Passage for review START
To study the dynamics of the tH clusters, we estimated the characteristic lifetimes of molecular exchange among clusters or between clusters and the pool of monomers (SI Text). The results suggest that two main mechanisms underlie tH cluster dynamics: dissociation/association of monomers from/into clusters at the sub-μs time scale and splitting/merging of clusters/subclusters occurring at the μs time scale. The latter is dominant at all temperatures, accounting for approximately 84% of the total dynamics at 28 °C. Both processes exhibit strong dependence on temperature, but the fact that each process is fast even at low temperatures (Fig. S7), and that clustering occurs also in the pure bilayers, underline the transient nature of Ras nanoclusters (12). Note, however, that the current time scales should not be directly compared with the cell-based experimental estimates of cluster lifetimes (< 0.1 s) as the simulations lack many other PM components and the actin cytoskeleton (1).
Passage for review END
Information given START
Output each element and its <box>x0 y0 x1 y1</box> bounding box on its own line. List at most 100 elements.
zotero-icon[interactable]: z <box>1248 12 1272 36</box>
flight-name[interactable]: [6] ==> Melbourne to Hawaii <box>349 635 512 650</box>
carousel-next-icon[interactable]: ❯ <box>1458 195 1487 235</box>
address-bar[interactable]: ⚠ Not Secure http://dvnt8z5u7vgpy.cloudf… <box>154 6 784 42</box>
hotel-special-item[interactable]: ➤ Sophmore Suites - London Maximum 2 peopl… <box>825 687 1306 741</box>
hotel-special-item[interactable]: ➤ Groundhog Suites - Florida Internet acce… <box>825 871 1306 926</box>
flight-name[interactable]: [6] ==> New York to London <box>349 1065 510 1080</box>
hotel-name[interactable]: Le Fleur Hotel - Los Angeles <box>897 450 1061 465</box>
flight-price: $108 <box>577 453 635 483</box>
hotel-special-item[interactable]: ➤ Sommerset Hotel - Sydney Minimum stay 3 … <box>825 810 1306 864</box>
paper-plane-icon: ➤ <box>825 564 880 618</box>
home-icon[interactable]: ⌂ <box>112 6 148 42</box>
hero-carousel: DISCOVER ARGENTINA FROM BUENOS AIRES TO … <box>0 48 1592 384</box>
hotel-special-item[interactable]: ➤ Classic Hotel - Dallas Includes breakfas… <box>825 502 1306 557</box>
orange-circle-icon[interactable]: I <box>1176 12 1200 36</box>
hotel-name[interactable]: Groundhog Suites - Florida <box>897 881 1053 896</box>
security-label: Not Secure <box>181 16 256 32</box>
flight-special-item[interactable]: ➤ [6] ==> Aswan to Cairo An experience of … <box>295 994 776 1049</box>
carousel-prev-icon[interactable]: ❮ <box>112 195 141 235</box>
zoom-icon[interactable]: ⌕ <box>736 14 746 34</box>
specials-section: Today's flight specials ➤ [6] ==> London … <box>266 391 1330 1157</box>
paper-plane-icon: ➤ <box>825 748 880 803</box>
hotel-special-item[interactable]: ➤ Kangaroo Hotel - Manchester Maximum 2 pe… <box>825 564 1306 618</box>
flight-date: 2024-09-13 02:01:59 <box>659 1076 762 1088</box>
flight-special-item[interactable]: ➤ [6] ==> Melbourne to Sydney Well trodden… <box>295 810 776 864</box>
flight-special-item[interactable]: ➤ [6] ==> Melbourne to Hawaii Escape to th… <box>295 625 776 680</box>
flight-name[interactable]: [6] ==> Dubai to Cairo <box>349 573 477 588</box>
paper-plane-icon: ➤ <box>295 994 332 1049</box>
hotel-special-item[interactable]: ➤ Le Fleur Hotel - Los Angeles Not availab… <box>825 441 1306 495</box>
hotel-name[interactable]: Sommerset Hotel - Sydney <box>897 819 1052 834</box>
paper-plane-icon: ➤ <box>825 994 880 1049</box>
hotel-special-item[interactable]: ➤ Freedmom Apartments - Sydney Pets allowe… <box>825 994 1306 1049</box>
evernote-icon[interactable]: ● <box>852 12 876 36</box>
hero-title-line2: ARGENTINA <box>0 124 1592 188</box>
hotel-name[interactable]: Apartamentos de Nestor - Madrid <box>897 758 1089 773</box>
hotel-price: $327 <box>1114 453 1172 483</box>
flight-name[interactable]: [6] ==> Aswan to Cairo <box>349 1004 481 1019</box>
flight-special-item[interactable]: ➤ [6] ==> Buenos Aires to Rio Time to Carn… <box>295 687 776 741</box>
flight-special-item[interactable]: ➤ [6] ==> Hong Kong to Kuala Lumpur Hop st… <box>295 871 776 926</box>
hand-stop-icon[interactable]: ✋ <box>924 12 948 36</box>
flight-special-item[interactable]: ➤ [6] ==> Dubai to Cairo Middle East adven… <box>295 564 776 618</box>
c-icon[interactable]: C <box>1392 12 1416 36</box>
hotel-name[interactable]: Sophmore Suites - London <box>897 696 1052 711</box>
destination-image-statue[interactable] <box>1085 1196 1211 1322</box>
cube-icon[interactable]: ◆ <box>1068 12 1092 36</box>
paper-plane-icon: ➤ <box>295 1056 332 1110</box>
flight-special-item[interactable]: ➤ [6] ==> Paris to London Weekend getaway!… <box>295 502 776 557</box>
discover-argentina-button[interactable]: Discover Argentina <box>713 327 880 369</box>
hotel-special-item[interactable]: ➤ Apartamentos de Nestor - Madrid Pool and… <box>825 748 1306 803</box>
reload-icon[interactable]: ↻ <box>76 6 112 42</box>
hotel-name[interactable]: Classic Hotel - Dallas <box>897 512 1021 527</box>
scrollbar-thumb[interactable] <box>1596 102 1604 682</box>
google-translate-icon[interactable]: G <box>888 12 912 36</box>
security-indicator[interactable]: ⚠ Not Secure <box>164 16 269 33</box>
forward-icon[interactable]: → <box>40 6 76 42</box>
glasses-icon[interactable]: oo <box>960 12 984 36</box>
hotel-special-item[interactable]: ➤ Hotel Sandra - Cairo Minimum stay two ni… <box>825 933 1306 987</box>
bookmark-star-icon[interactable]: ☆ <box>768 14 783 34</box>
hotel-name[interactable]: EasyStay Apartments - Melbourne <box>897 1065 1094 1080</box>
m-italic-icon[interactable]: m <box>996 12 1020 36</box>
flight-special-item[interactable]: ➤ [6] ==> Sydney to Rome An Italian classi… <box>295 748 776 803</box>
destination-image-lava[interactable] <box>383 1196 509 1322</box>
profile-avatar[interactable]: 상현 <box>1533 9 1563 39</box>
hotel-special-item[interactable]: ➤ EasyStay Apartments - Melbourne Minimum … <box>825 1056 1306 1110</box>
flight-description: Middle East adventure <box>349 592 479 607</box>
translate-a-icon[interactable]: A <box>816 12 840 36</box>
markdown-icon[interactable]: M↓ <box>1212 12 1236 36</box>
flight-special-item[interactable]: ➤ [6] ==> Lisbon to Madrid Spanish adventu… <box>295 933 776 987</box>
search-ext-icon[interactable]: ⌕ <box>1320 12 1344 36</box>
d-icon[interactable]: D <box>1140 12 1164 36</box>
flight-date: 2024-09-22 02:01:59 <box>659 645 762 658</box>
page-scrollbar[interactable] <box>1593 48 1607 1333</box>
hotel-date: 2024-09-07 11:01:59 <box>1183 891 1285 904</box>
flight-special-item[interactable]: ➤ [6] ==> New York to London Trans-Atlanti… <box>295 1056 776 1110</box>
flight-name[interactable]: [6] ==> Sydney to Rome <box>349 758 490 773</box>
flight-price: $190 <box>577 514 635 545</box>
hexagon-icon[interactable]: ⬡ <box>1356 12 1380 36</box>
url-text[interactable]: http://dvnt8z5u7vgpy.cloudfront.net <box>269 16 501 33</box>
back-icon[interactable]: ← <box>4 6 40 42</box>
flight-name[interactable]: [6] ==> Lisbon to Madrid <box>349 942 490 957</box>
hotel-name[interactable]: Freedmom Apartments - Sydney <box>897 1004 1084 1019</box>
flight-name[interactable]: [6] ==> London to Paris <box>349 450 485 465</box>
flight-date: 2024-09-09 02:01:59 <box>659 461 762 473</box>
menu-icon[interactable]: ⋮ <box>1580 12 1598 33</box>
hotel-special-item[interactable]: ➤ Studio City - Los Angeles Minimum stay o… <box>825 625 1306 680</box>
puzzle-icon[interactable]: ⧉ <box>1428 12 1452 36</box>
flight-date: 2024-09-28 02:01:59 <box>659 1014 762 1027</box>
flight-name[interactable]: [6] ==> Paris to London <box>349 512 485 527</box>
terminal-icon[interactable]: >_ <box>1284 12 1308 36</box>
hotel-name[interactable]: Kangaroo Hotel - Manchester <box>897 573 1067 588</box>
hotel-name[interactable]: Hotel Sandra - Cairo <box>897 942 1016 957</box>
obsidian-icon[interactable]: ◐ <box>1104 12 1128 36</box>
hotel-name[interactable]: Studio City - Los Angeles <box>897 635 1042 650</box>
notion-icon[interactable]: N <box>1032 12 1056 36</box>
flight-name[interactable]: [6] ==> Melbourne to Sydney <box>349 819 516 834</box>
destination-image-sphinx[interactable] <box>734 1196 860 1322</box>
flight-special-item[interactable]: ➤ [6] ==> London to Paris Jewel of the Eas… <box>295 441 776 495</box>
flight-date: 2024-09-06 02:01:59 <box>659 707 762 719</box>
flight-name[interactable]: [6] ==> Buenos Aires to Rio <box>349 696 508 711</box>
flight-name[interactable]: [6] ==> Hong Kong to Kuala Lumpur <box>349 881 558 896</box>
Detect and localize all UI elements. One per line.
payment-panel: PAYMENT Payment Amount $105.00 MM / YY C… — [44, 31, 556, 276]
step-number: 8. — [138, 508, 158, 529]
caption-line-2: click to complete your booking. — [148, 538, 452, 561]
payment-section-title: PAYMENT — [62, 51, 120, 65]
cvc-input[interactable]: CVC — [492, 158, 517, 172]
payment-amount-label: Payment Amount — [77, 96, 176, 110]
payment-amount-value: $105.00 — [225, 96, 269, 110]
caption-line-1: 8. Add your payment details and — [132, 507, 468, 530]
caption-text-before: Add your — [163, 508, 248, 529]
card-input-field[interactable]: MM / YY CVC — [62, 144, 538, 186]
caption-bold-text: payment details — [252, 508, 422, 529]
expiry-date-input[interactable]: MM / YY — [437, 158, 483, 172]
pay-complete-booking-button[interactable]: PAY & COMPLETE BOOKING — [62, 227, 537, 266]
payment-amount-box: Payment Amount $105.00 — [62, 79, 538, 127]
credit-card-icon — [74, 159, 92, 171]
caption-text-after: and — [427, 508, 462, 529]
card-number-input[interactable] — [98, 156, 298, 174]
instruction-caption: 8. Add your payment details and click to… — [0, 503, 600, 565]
Information given END
__Work task 1__
Answer these three questions from the passage on tH cluster dynamics, one line each:
(a) Which two mechanisms underlie tH cluster dynamics, and at what time scale does each occur?
(b) What share of the total dynamics does the dominant process account for at 28 °C?
(c) What do the simulations lack that rules out a direct comparison with cell-based estimates of cluster lifetimes?
__Work task 2__
Decide whether each statement agrees with the passage on tH cluster dynamics. Answer yes or no, and quote the words that decide it.
(a) Splitting/merging of clusters dominates only at high temperatures.
(b) Clustering is seen even in pure bilayers.
(c) The simulated time scales can be compared directly with cell-based estimates of cluster lifetimes.
__Work task 3__
Resume the passage on tH cluster dynamics after its last sentence and continue writing it.

__Written response 1__
(a) Dissociation/association of monomers from/into clusters occurs at the sub-μs time scale, and splitting/merging of clusters/subclusters occurs at the μs time scale.
(b) Approximately 84%.
(c) Many other PM components and the actin cytoskeleton.

__Written response 2__
(a) No: "The latter is dominant at all temperatures"
(b) Yes: "clustering occurs also in the pure bilayers"
(c) No: "the current time scales should not be directly compared with the cell-based experimental estimates of cluster lifetimes (< 0.1 s)"

__Written response 3__
tH Nanoclusters Localize at Domain Boundaries.

To determine the lateral organization of the tH clusters, we plotted the lipid composition (Fig. 2B) and the tH fraction (Fig. 2C) across the bilayer with the origin chosen to be the center of the DLiPC-dominated Ld domain. It is clear that tH molecules overwhelmingly prefer the domain boundaries. Deconvolution of the distribution into monomers, dimers, trimers, and larger clusters (s≥4) (Fig. 2C) shows that monomers exist across the bilayer while dimers and trimers have some preference for the interfacial regions. In contrast, clusters of four or more tH molecules segregate almost exclusively to the interface. The same conclusion could be reached from analysis of the simulation at the near-physiologic temperature of 38 °C: medium-to-large tH clusters are restricted to the interfacial regions while monomers and smaller clusters are not. In subsequent sections, we will use data from the 28 °C trajectory (unless stated otherwise) to assess the physical basis and structural consequence of tH clusters’ interfacial localization.

Antagonistic Action of Farnesyl and Pamitoyl Tails Segregate tH Nanoclusters to Domain Boundaries.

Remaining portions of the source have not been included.